• [Aim of the exercise]:
Restate all of the entries exactly, dropping any pictures they hold.

• [Input rows]:
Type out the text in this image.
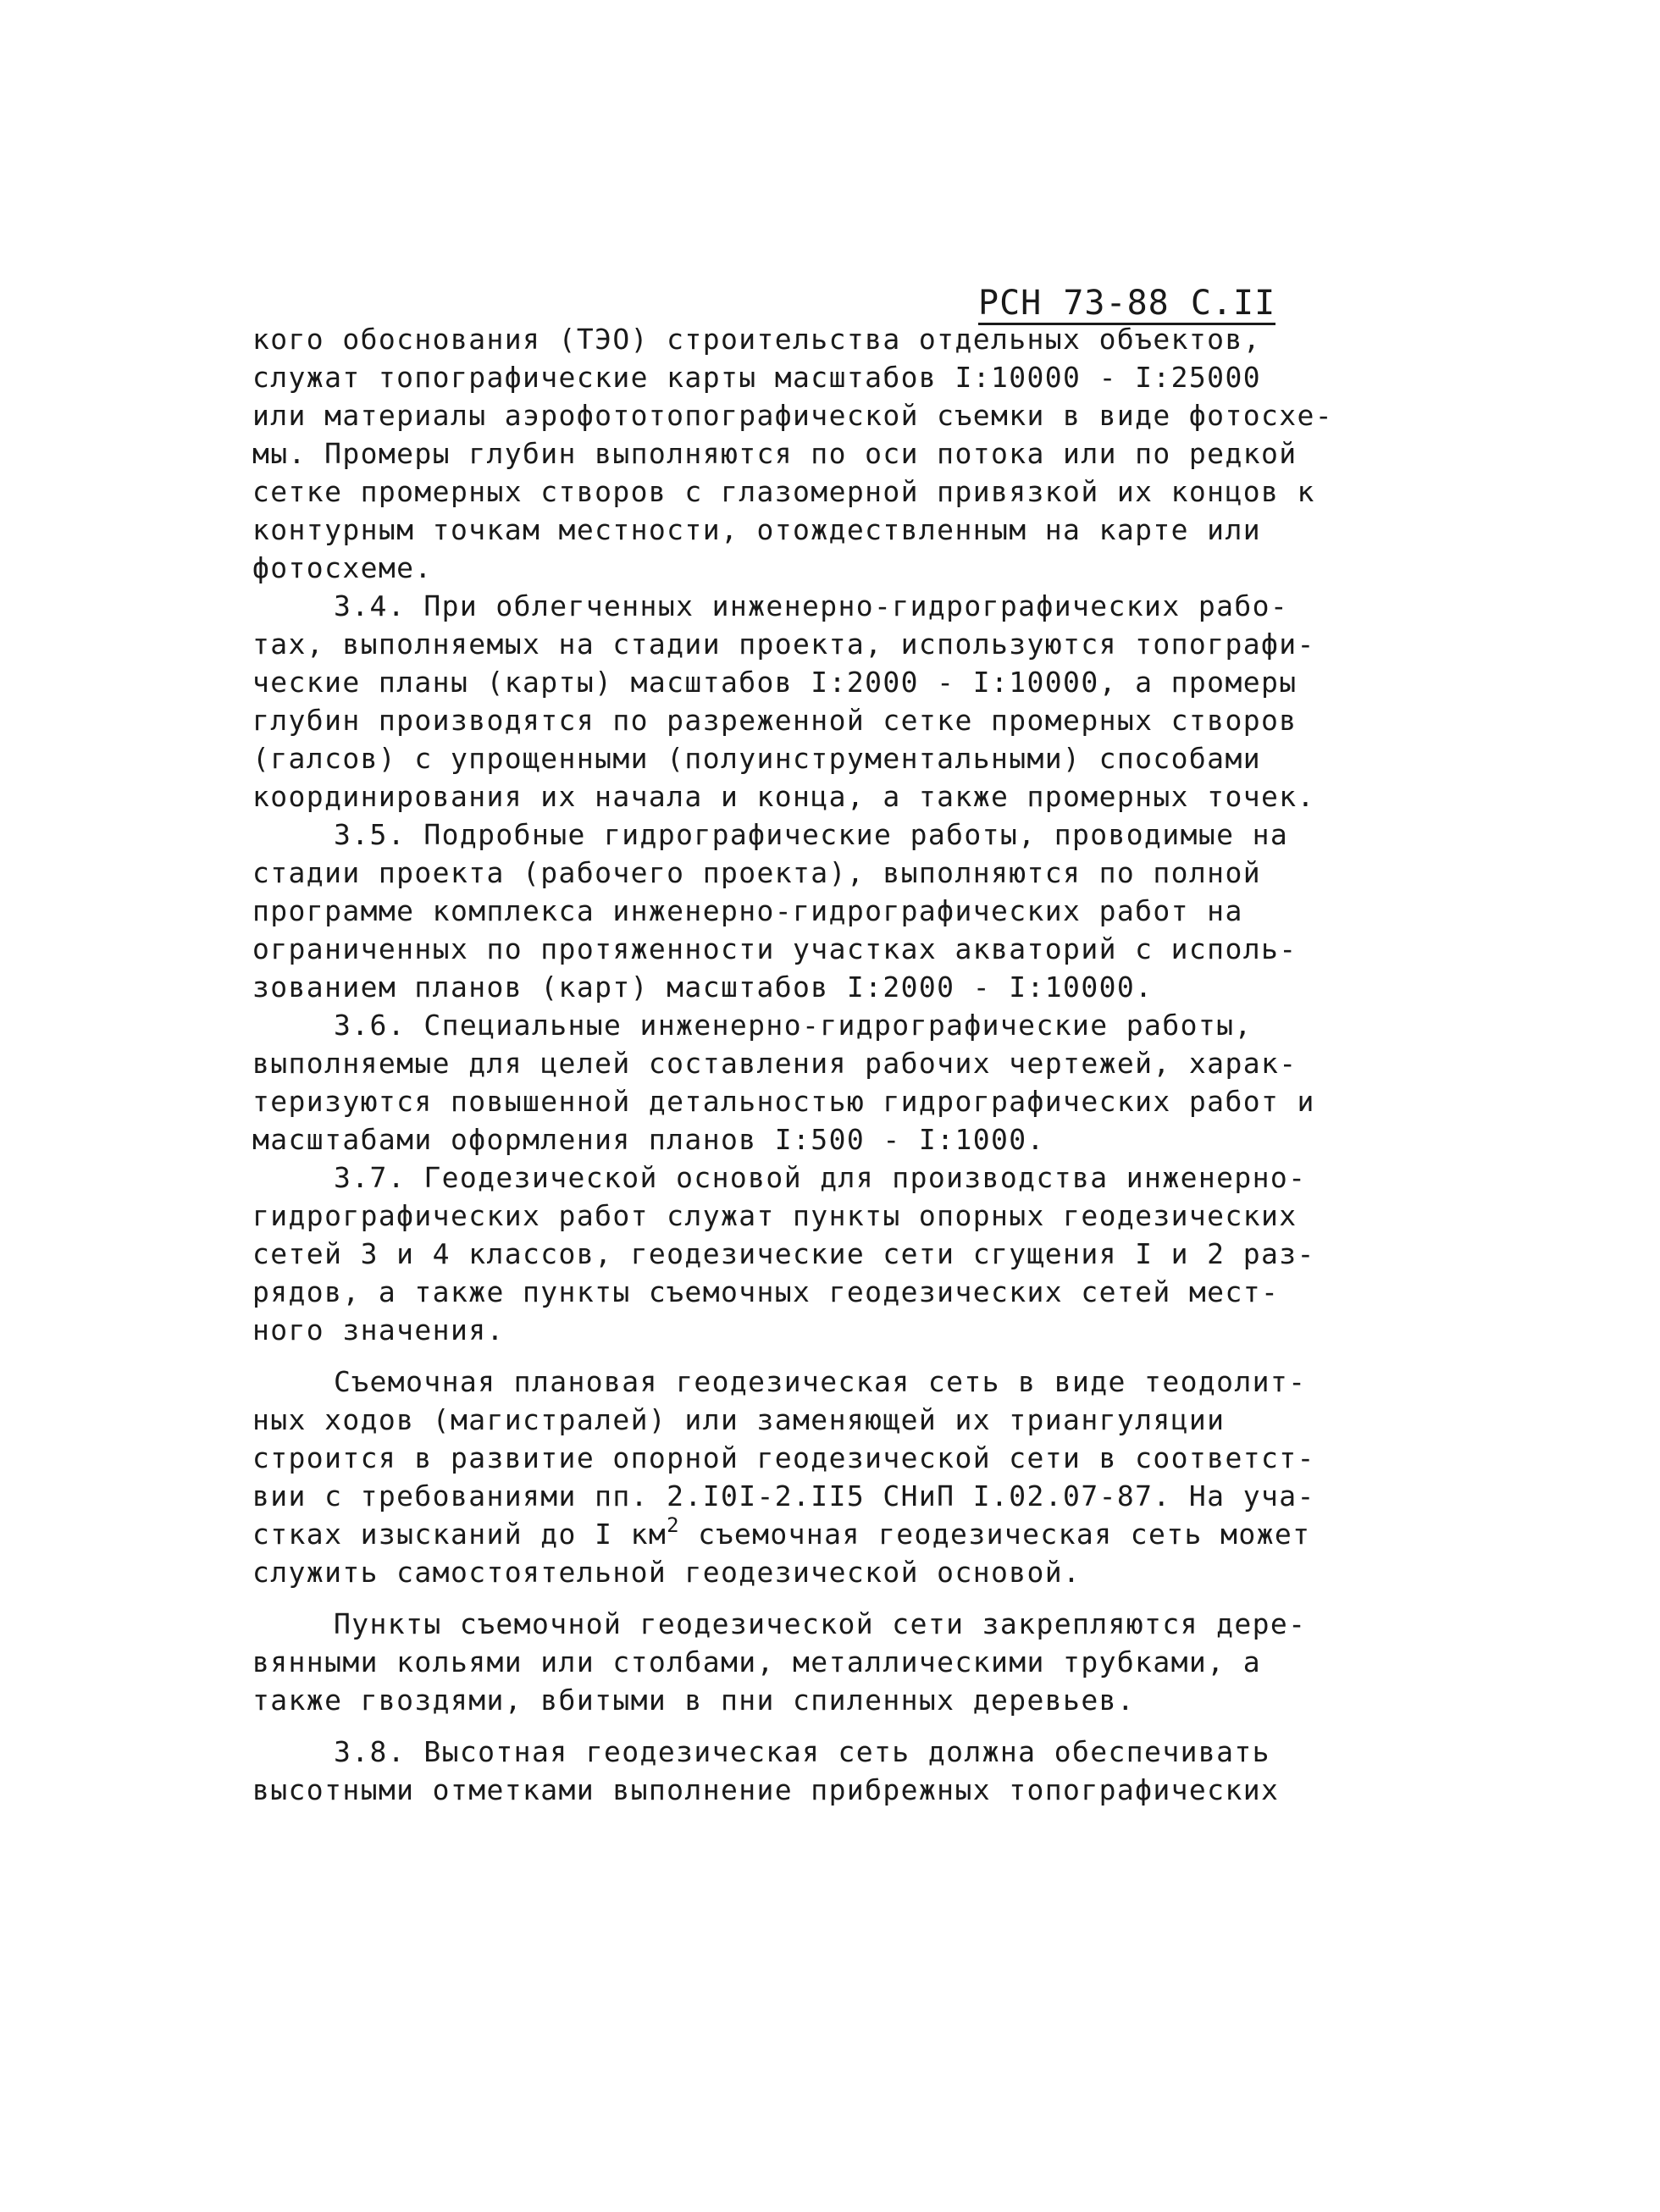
РСН 73-88 С.II
кого обоснования (ТЭО) строительства отдельных объектов,
служат топографические карты масштабов I:10000 - I:25000
или материалы аэрофототопографической съемки в виде фотосхе-
мы. Промеры глубин выполняются по оси потока или по редкой
сетке промерных створов с глазомерной привязкой их концов к
контурным точкам местности, отождествленным на карте или
фотосхеме.
3.4. При облегченных инженерно-гидрографических рабо-
тах, выполняемых на стадии проекта, используются топографи-
ческие планы (карты) масштабов I:2000 - I:10000, а промеры
глубин производятся по разреженной сетке промерных створов
(галсов) с упрощенными (полуинструментальными) способами
координирования их начала и конца, а также промерных точек.
3.5. Подробные гидрографические работы, проводимые на
стадии проекта (рабочего проекта), выполняются по полной
программе комплекса инженерно-гидрографических работ на
ограниченных по протяженности участках акваторий с исполь-
зованием планов (карт) масштабов I:2000 - I:10000.
3.6. Специальные инженерно-гидрографические работы,
выполняемые для целей составления рабочих чертежей, харак-
теризуются повышенной детальностью гидрографических работ и
масштабами оформления планов I:500 - I:1000.
3.7. Геодезической основой для производства инженерно-
гидрографических работ служат пункты опорных геодезических
сетей 3 и 4 классов, геодезические сети сгущения I и 2 раз-
рядов, а также пункты съемочных геодезических сетей мест-
ного значения.
Съемочная плановая геодезическая сеть в виде теодолит-
ных ходов (магистралей) или заменяющей их триангуляции
строится в развитие опорной геодезической сети в соответст-
вии с требованиями пп. 2.I0I-2.II5 СНиП I.02.07-87. На уча-
стках изысканий до I $км^2$ съемочная геодезическая сеть может
служить самостоятельной геодезической основой.
Пункты съемочной геодезической сети закрепляются дере-
вянными кольями или столбами, металлическими трубками, а
также гвоздями, вбитыми в пни спиленных деревьев.
3.8. Высотная геодезическая сеть должна обеспечивать
высотными отметками выполнение прибрежных топографических
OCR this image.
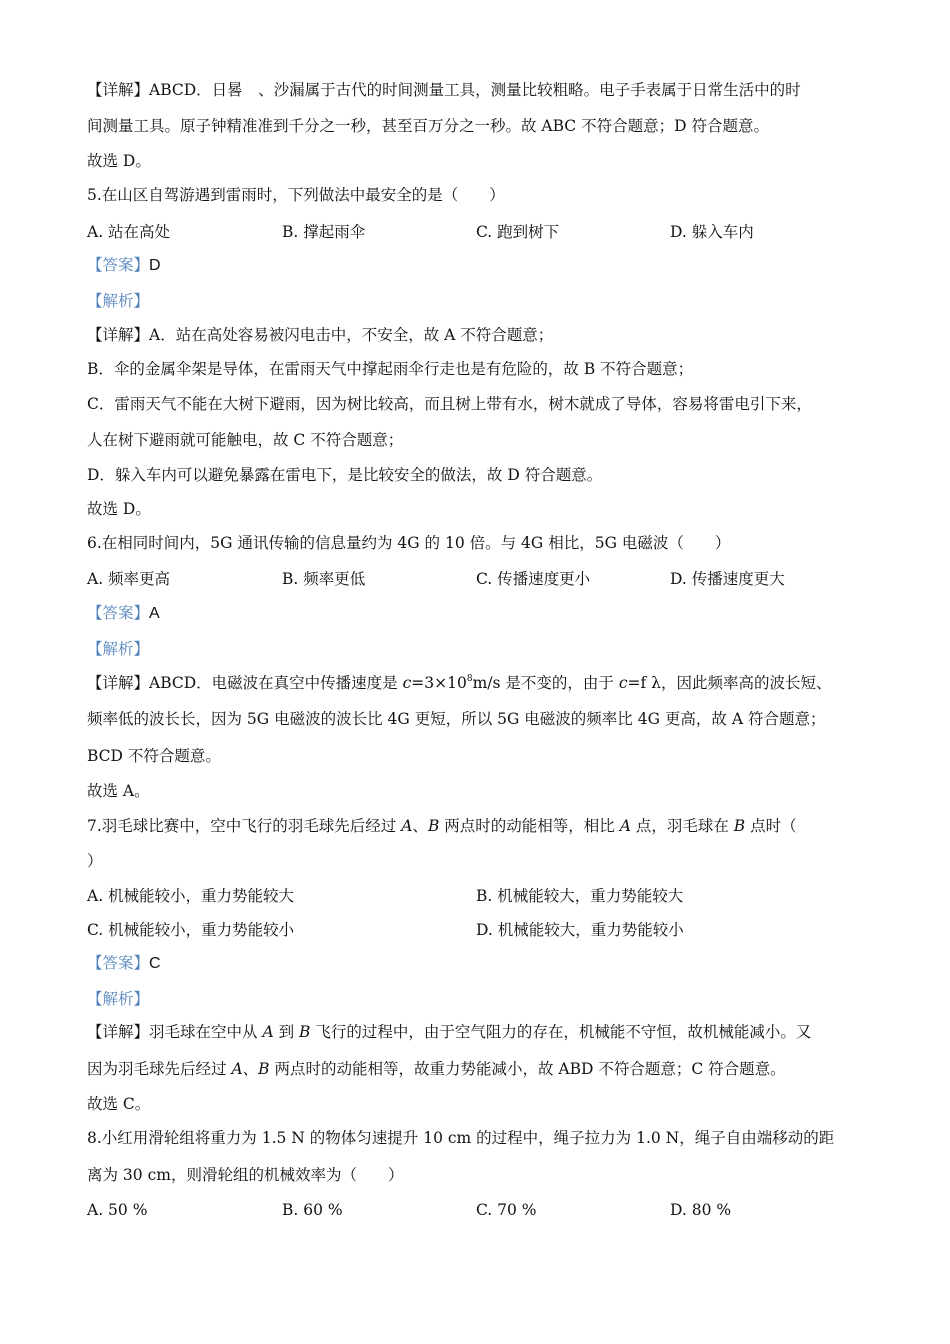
【详解】ABCD．日晷　、沙漏属于古代的时间测量工具，测量比较粗略。电子手表属于日常生活中的时
间测量工具。原子钟精准准到千分之一秒，甚至百万分之一秒。故 ABC 不符合题意；D 符合题意。
故选 D。
5.在山区自驾游遇到雷雨时，下列做法中最安全的是（　　）
A. 站在高处	B. 撑起雨伞	C. 跑到树下	D. 躲入车内
【答案】D
【解析】
【详解】A．站在高处容易被闪电击中，不安全，故 A 不符合题意；
B．伞的金属伞架是导体，在雷雨天气中撑起雨伞行走也是有危险的，故 B 不符合题意；
C．雷雨天气不能在大树下避雨，因为树比较高，而且树上带有水，树木就成了导体，容易将雷电引下来，
人在树下避雨就可能触电，故 C 不符合题意；
D．躲入车内可以避免暴露在雷电下，是比较安全的做法，故 D 符合题意。
故选 D。
6.在相同时间内，5G 通讯传输的信息量约为 4G 的 10 倍。与 4G 相比，5G 电磁波（　　）
A. 频率更高	B. 频率更低	C. 传播速度更小	D. 传播速度更大
【答案】A
【解析】
【详解】ABCD．电磁波在真空中传播速度是 $c=3\times 10^8m/s$ 是不变的，由于 c=f λ，因此频率高的波长短、
频率低的波长长，因为 5G 电磁波的波长比 4G 更短，所以 5G 电磁波的频率比 4G 更高，故 A 符合题意；
BCD 不符合题意。
故选 A。
7.羽毛球比赛中，空中飞行的羽毛球先后经过 A、B 两点时的动能相等，相比 A 点，羽毛球在 B 点时（
）
A. 机械能较小，重力势能较大	B. 机械能较大，重力势能较大
C. 机械能较小，重力势能较小	D. 机械能较大，重力势能较小
【答案】C
【解析】
【详解】羽毛球在空中从 A 到 B 飞行的过程中，由于空气阻力的存在，机械能不守恒，故机械能减小。又
因为羽毛球先后经过 A、B 两点时的动能相等，故重力势能减小，故 ABD 不符合题意；C 符合题意。
故选 C。
8.小红用滑轮组将重力为 1.5 N 的物体匀速提升 10 cm 的过程中，绳子拉力为 1.0 N，绳子自由端移动的距
离为 30 cm，则滑轮组的机械效率为（　　）
A. 50 %	B. 60 %	C. 70 %	D. 80 %
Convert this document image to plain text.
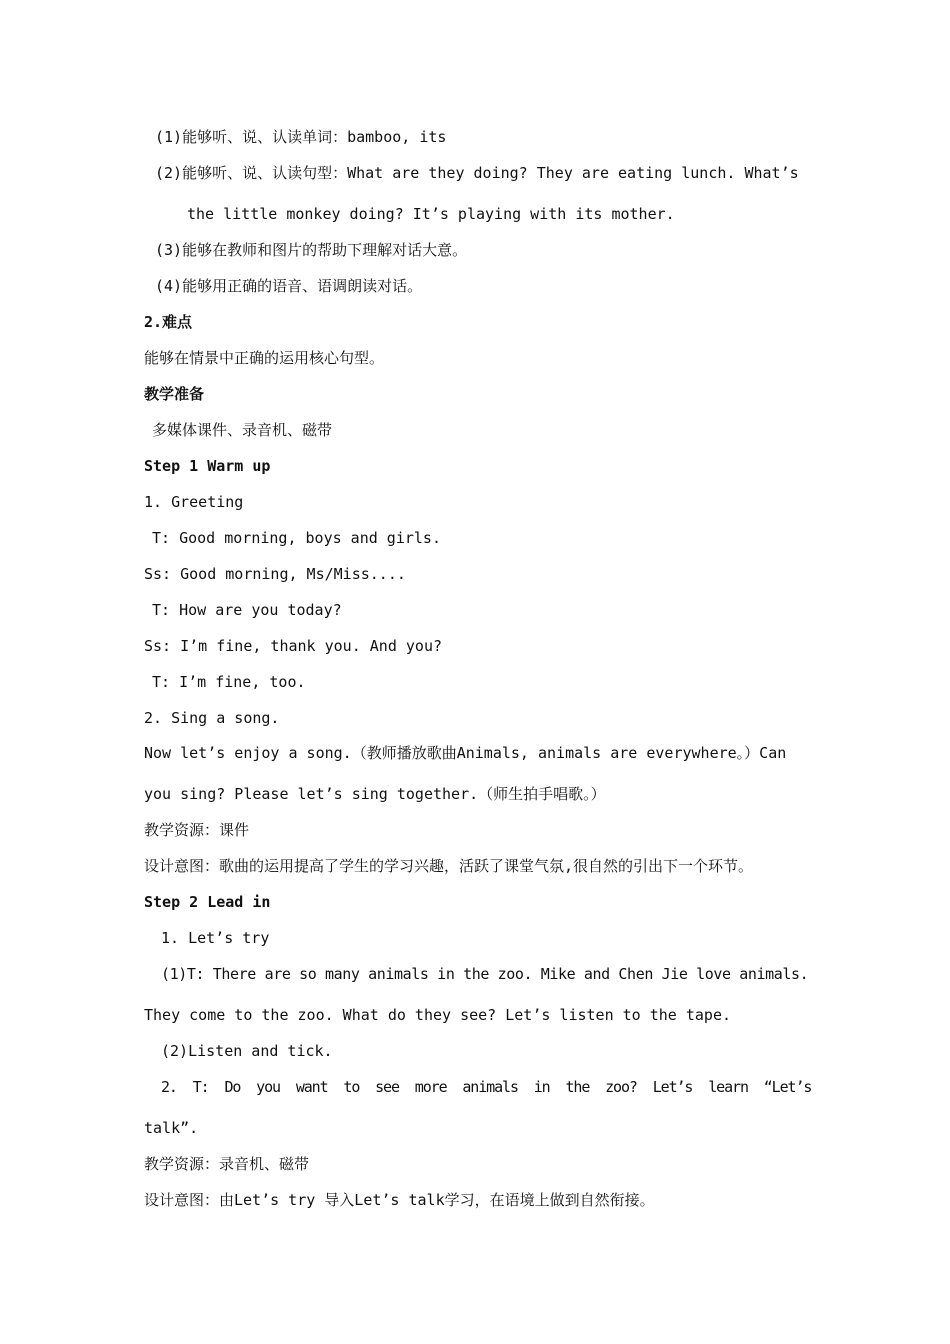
(1)能够听、说、认读单词：bamboo, its
(2)能够听、说、认读句型：What are they doing? They are eating lunch. What’s
the little monkey doing? It’s playing with its mother.
(3)能够在教师和图片的帮助下理解对话大意。
(4)能够用正确的语音、语调朗读对话。
2.难点
能够在情景中正确的运用核心句型。
教学准备
多媒体课件、录音机、磁带
Step 1 Warm up
1. Greeting
T: Good morning, boys and girls.
Ss: Good morning, Ms/Miss....
T: How are you today?
Ss: I’m fine, thank you. And you?
T: I’m fine, too.
2. Sing a song.
Now let’s enjoy a song.（教师播放歌曲Animals, animals are everywhere。）Can
you sing? Please let’s sing together.（师生拍手唱歌。）
教学资源：课件
设计意图：歌曲的运用提高了学生的学习兴趣，活跃了课堂气氛,很自然的引出下一个环节。
Step 2 Lead in
1. Let’s try
(1)T: There are so many animals in the zoo. Mike and Chen Jie love animals.
They come to the zoo. What do they see? Let’s listen to the tape.
(2)Listen and tick.
2.  T:  Do  you  want  to  see  more  animals  in  the  zoo?  Let’s  learn  “Let’s
talk”.
教学资源：录音机、磁带
设计意图：由Let’s try 导入Let’s talk学习，在语境上做到自然衔接。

• [Correct result]:
Type out the text in this image.
РСН 73-88 С.II
кого обоснования (ТЭО) строительства отдельных объектов,
служат топографические карты масштабов I:10000 - I:25000
или материалы аэрофототопографической съемки в виде фотосхе-
мы. Промеры глубин выполняются по оси потока или по редкой
сетке промерных створов с глазомерной привязкой их концов к
контурным точкам местности, отождествленным на карте или
фотосхеме.
3.4. При облегченных инженерно-гидрографических рабо-
тах, выполняемых на стадии проекта, используются топографи-
ческие планы (карты) масштабов I:2000 - I:10000, а промеры
глубин производятся по разреженной сетке промерных створов
(галсов) с упрощенными (полуинструментальными) способами
координирования их начала и конца, а также промерных точек.
3.5. Подробные гидрографические работы, проводимые на
стадии проекта (рабочего проекта), выполняются по полной
программе комплекса инженерно-гидрографических работ на
ограниченных по протяженности участках акваторий с исполь-
зованием планов (карт) масштабов I:2000 - I:10000.
3.6. Специальные инженерно-гидрографические работы,
выполняемые для целей составления рабочих чертежей, харак-
теризуются повышенной детальностью гидрографических работ и
масштабами оформления планов I:500 - I:1000.
3.7. Геодезической основой для производства инженерно-
гидрографических работ служат пункты опорных геодезических
сетей 3 и 4 классов, геодезические сети сгущения I и 2 раз-
рядов, а также пункты съемочных геодезических сетей мест-
ного значения.
Съемочная плановая геодезическая сеть в виде теодолит-
ных ходов (магистралей) или заменяющей их триангуляции
строится в развитие опорной геодезической сети в соответст-
вии с требованиями пп. 2.I0I-2.II5 СНиП I.02.07-87. На уча-
стках изысканий до I $км^2$ съемочная геодезическая сеть может
служить самостоятельной геодезической основой.
Пункты съемочной геодезической сети закрепляются дере-
вянными кольями или столбами, металлическими трубками, а
также гвоздями, вбитыми в пни спиленных деревьев.
3.8. Высотная геодезическая сеть должна обеспечивать
высотными отметками выполнение прибрежных топографических
OCR this image.
【详解】ABCD．日晷　、沙漏属于古代的时间测量工具，测量比较粗略。电子手表属于日常生活中的时
间测量工具。原子钟精准准到千分之一秒，甚至百万分之一秒。故 ABC 不符合题意；D 符合题意。
故选 D。
5.在山区自驾游遇到雷雨时，下列做法中最安全的是（　　）
A. 站在高处	B. 撑起雨伞	C. 跑到树下	D. 躲入车内
【答案】D
【解析】
【详解】A．站在高处容易被闪电击中，不安全，故 A 不符合题意；
B．伞的金属伞架是导体，在雷雨天气中撑起雨伞行走也是有危险的，故 B 不符合题意；
C．雷雨天气不能在大树下避雨，因为树比较高，而且树上带有水，树木就成了导体，容易将雷电引下来，
人在树下避雨就可能触电，故 C 不符合题意；
D．躲入车内可以避免暴露在雷电下，是比较安全的做法，故 D 符合题意。
故选 D。
6.在相同时间内，5G 通讯传输的信息量约为 4G 的 10 倍。与 4G 相比，5G 电磁波（　　）
A. 频率更高	B. 频率更低	C. 传播速度更小	D. 传播速度更大
【答案】A
【解析】
【详解】ABCD．电磁波在真空中传播速度是 $c=3\times 10^8m/s$ 是不变的，由于 c=f λ，因此频率高的波长短、
频率低的波长长，因为 5G 电磁波的波长比 4G 更短，所以 5G 电磁波的频率比 4G 更高，故 A 符合题意；
BCD 不符合题意。
故选 A。
7.羽毛球比赛中，空中飞行的羽毛球先后经过 A、B 两点时的动能相等，相比 A 点，羽毛球在 B 点时（
）
A. 机械能较小，重力势能较大	B. 机械能较大，重力势能较大
C. 机械能较小，重力势能较小	D. 机械能较大，重力势能较小
【答案】C
【解析】
【详解】羽毛球在空中从 A 到 B 飞行的过程中，由于空气阻力的存在，机械能不守恒，故机械能减小。又
因为羽毛球先后经过 A、B 两点时的动能相等，故重力势能减小，故 ABD 不符合题意；C 符合题意。
故选 C。
8.小红用滑轮组将重力为 1.5 N 的物体匀速提升 10 cm 的过程中，绳子拉力为 1.0 N，绳子自由端移动的距
离为 30 cm，则滑轮组的机械效率为（　　）
A. 50 %	B. 60 %	C. 70 %	D. 80 %
Convert this document image to plain text.
(1)能够听、说、认读单词：bamboo, its
(2)能够听、说、认读句型：What are they doing? They are eating lunch. What’s
the little monkey doing? It’s playing with its mother.
(3)能够在教师和图片的帮助下理解对话大意。
(4)能够用正确的语音、语调朗读对话。
2.难点
能够在情景中正确的运用核心句型。
教学准备
多媒体课件、录音机、磁带
Step 1 Warm up
1. Greeting
T: Good morning, boys and girls.
Ss: Good morning, Ms/Miss....
T: How are you today?
Ss: I’m fine, thank you. And you?
T: I’m fine, too.
2. Sing a song.
Now let’s enjoy a song.（教师播放歌曲Animals, animals are everywhere。）Can
you sing? Please let’s sing together.（师生拍手唱歌。）
教学资源：课件
设计意图：歌曲的运用提高了学生的学习兴趣，活跃了课堂气氛,很自然的引出下一个环节。
Step 2 Lead in
1. Let’s try
(1)T: There are so many animals in the zoo. Mike and Chen Jie love animals.
They come to the zoo. What do they see? Let’s listen to the tape.
(2)Listen and tick.
2.  T:  Do  you  want  to  see  more  animals  in  the  zoo?  Let’s  learn  “Let’s
talk”.
教学资源：录音机、磁带
设计意图：由Let’s try 导入Let’s talk学习，在语境上做到自然衔接。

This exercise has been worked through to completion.